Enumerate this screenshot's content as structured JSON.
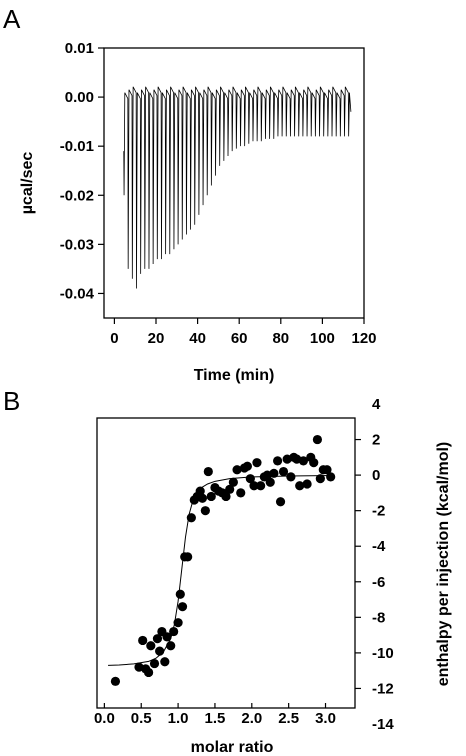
{
  "panels": {
    "a": "A",
    "b": "B"
  },
  "chart_data": [
    {
      "type": "line",
      "panel": "A",
      "xlabel": "Time (min)",
      "ylabel": "µcal/sec",
      "xlim": [
        -5,
        120
      ],
      "ylim": [
        -0.045,
        0.01
      ],
      "xticks": [
        "0",
        "20",
        "40",
        "60",
        "80",
        "100",
        "120"
      ],
      "yticks": [
        "0.01",
        "0.00",
        "-0.01",
        "-0.02",
        "-0.03",
        "-0.04"
      ],
      "grid": false,
      "injection_interval_min": 2,
      "first_injection_min": 4.5,
      "baseline_ucal_per_sec": 0.0015,
      "peak_minima_ucal_per_sec": [
        -0.02,
        -0.035,
        -0.037,
        -0.039,
        -0.036,
        -0.035,
        -0.035,
        -0.034,
        -0.033,
        -0.033,
        -0.032,
        -0.032,
        -0.031,
        -0.03,
        -0.029,
        -0.028,
        -0.027,
        -0.026,
        -0.024,
        -0.022,
        -0.02,
        -0.018,
        -0.016,
        -0.014,
        -0.013,
        -0.012,
        -0.011,
        -0.0105,
        -0.01,
        -0.01,
        -0.0095,
        -0.009,
        -0.009,
        -0.009,
        -0.0085,
        -0.0085,
        -0.0085,
        -0.008,
        -0.008,
        -0.008,
        -0.008,
        -0.008,
        -0.008,
        -0.008,
        -0.008,
        -0.008,
        -0.008,
        -0.008,
        -0.008,
        -0.008,
        -0.008,
        -0.008,
        -0.008,
        -0.008,
        -0.008
      ]
    },
    {
      "type": "scatter",
      "panel": "B",
      "xlabel": "molar ratio",
      "ylabel": "enthalpy per injection (kcal/mol)",
      "xlim": [
        -0.1,
        3.4
      ],
      "ylim": [
        -14,
        4
      ],
      "xticks": [
        "0.0",
        "0.5",
        "1.0",
        "1.5",
        "2.0",
        "2.5",
        "3.0"
      ],
      "yticks": [
        "4",
        "2",
        "0",
        "-2",
        "-4",
        "-6",
        "-8",
        "-10",
        "-12",
        "-14"
      ],
      "grid": false,
      "points": [
        [
          0.15,
          -11.6
        ],
        [
          0.47,
          -10.8
        ],
        [
          0.52,
          -9.3
        ],
        [
          0.56,
          -10.9
        ],
        [
          0.6,
          -11.1
        ],
        [
          0.63,
          -9.6
        ],
        [
          0.68,
          -10.6
        ],
        [
          0.72,
          -9.2
        ],
        [
          0.75,
          -9.9
        ],
        [
          0.78,
          -8.8
        ],
        [
          0.82,
          -10.5
        ],
        [
          0.85,
          -9.1
        ],
        [
          0.9,
          -9.6
        ],
        [
          0.94,
          -8.8
        ],
        [
          1.0,
          -8.3
        ],
        [
          1.03,
          -6.7
        ],
        [
          1.06,
          -7.4
        ],
        [
          1.09,
          -4.6
        ],
        [
          1.13,
          -4.6
        ],
        [
          1.18,
          -2.4
        ],
        [
          1.22,
          -1.4
        ],
        [
          1.26,
          -1.2
        ],
        [
          1.3,
          -0.9
        ],
        [
          1.33,
          -1.3
        ],
        [
          1.37,
          -2.0
        ],
        [
          1.41,
          0.2
        ],
        [
          1.45,
          -1.2
        ],
        [
          1.5,
          -0.7
        ],
        [
          1.55,
          -0.9
        ],
        [
          1.6,
          -1.0
        ],
        [
          1.65,
          -1.2
        ],
        [
          1.7,
          -0.8
        ],
        [
          1.75,
          -0.4
        ],
        [
          1.8,
          0.3
        ],
        [
          1.85,
          -1.0
        ],
        [
          1.9,
          0.4
        ],
        [
          1.94,
          0.5
        ],
        [
          1.98,
          -0.2
        ],
        [
          2.03,
          -0.6
        ],
        [
          2.07,
          0.7
        ],
        [
          2.12,
          -0.6
        ],
        [
          2.17,
          -0.1
        ],
        [
          2.21,
          0.0
        ],
        [
          2.25,
          -0.4
        ],
        [
          2.3,
          0.1
        ],
        [
          2.35,
          0.8
        ],
        [
          2.39,
          -1.5
        ],
        [
          2.43,
          0.2
        ],
        [
          2.48,
          0.9
        ],
        [
          2.53,
          -0.1
        ],
        [
          2.57,
          1.0
        ],
        [
          2.61,
          0.9
        ],
        [
          2.65,
          -0.6
        ],
        [
          2.7,
          0.8
        ],
        [
          2.75,
          -0.5
        ],
        [
          2.8,
          1.0
        ],
        [
          2.84,
          0.7
        ],
        [
          2.89,
          2.0
        ],
        [
          2.93,
          -0.2
        ],
        [
          2.97,
          0.3
        ],
        [
          3.02,
          0.3
        ],
        [
          3.07,
          -0.1
        ]
      ],
      "fit_curve": {
        "x": [
          0.05,
          0.2,
          0.4,
          0.6,
          0.7,
          0.8,
          0.9,
          0.95,
          1.0,
          1.05,
          1.1,
          1.15,
          1.2,
          1.25,
          1.3,
          1.4,
          1.5,
          1.7,
          2.0,
          2.5,
          3.1
        ],
        "y": [
          -10.7,
          -10.68,
          -10.62,
          -10.48,
          -10.3,
          -9.95,
          -9.2,
          -8.4,
          -7.1,
          -5.3,
          -3.5,
          -2.2,
          -1.45,
          -1.0,
          -0.75,
          -0.5,
          -0.35,
          -0.2,
          -0.1,
          -0.05,
          -0.02
        ]
      }
    }
  ]
}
--
_THE EXERCISE:_ Pull every line holding "ylabel" out of the records.

_REPLY TO THE TASK:_
      "ylabel": "µcal/sec",
      "ylabel": "enthalpy per injection (kcal/mol)",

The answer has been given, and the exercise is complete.